▸ Written task:
Leave out the pictures and restate the rest of the data exactly.

— Begin Extracted information —

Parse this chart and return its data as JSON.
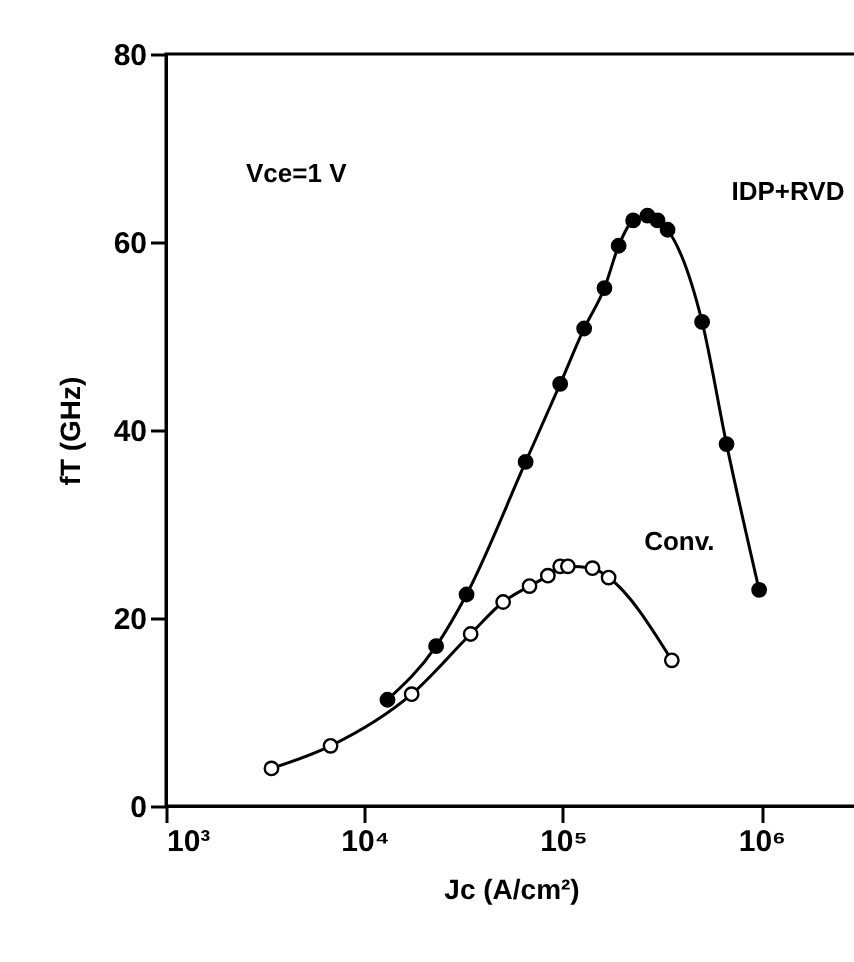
{
  "chart_data": {
    "type": "line",
    "xlabel": "Jc (A/cm²)",
    "ylabel": "fT (GHz)",
    "annotations": [
      "Vce=1 V"
    ],
    "log": "x",
    "xlim": [
      1000,
      3000000
    ],
    "xticks": [
      {
        "value": 1000,
        "label": "10³"
      },
      {
        "value": 10000,
        "label": "10⁴"
      },
      {
        "value": 100000,
        "label": "10⁵"
      },
      {
        "value": 1000000,
        "label": "10⁶"
      }
    ],
    "ylim": [
      0,
      80
    ],
    "yticks": [
      0,
      20,
      40,
      60,
      80
    ],
    "grid": false,
    "marker": "circle",
    "legend": false,
    "series": [
      {
        "name": "IDP+RVD",
        "color": "#000000",
        "x": [
          13060,
          22970,
          32700,
          64900,
          96900,
          128000,
          162000,
          191000,
          226000,
          267000,
          300000,
          337000,
          503000,
          668000,
          975000
        ],
        "values": [
          11.3,
          17.0,
          22.5,
          36.6,
          44.9,
          50.8,
          55.1,
          59.6,
          62.3,
          62.8,
          62.3,
          61.3,
          51.5,
          38.5,
          23.0
        ]
      },
      {
        "name": "Conv.",
        "color": "#000000",
        "x": [
          3400,
          6750,
          17300,
          34300,
          50000,
          67900,
          84000,
          96900,
          106000,
          141000,
          170000,
          354000
        ],
        "values": [
          4.0,
          6.4,
          11.9,
          18.3,
          21.7,
          23.4,
          24.5,
          25.5,
          25.5,
          25.3,
          24.3,
          15.5
        ]
      }
    ]
  }
}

— End Extracted information —

▸ Response to the exercise:
Parse this chart and return its data as JSON.
{
  "chart_data": {
    "type": "line",
    "xlabel": "Jc (A/cm²)",
    "ylabel": "fT (GHz)",
    "annotations": [
      "Vce=1 V"
    ],
    "log": "x",
    "xlim": [
      1000,
      3000000
    ],
    "xticks": [
      {
        "value": 1000,
        "label": "10³"
      },
      {
        "value": 10000,
        "label": "10⁴"
      },
      {
        "value": 100000,
        "label": "10⁵"
      },
      {
        "value": 1000000,
        "label": "10⁶"
      }
    ],
    "ylim": [
      0,
      80
    ],
    "yticks": [
      0,
      20,
      40,
      60,
      80
    ],
    "grid": false,
    "marker": "circle",
    "legend": false,
    "series": [
      {
        "name": "IDP+RVD",
        "color": "#000000",
        "x": [
          13060,
          22970,
          32700,
          64900,
          96900,
          128000,
          162000,
          191000,
          226000,
          267000,
          300000,
          337000,
          503000,
          668000,
          975000
        ],
        "values": [
          11.3,
          17.0,
          22.5,
          36.6,
          44.9,
          50.8,
          55.1,
          59.6,
          62.3,
          62.8,
          62.3,
          61.3,
          51.5,
          38.5,
          23.0
        ]
      },
      {
        "name": "Conv.",
        "color": "#000000",
        "x": [
          3400,
          6750,
          17300,
          34300,
          50000,
          67900,
          84000,
          96900,
          106000,
          141000,
          170000,
          354000
        ],
        "values": [
          4.0,
          6.4,
          11.9,
          18.3,
          21.7,
          23.4,
          24.5,
          25.5,
          25.5,
          25.3,
          24.3,
          15.5
        ]
      }
    ]
  }
}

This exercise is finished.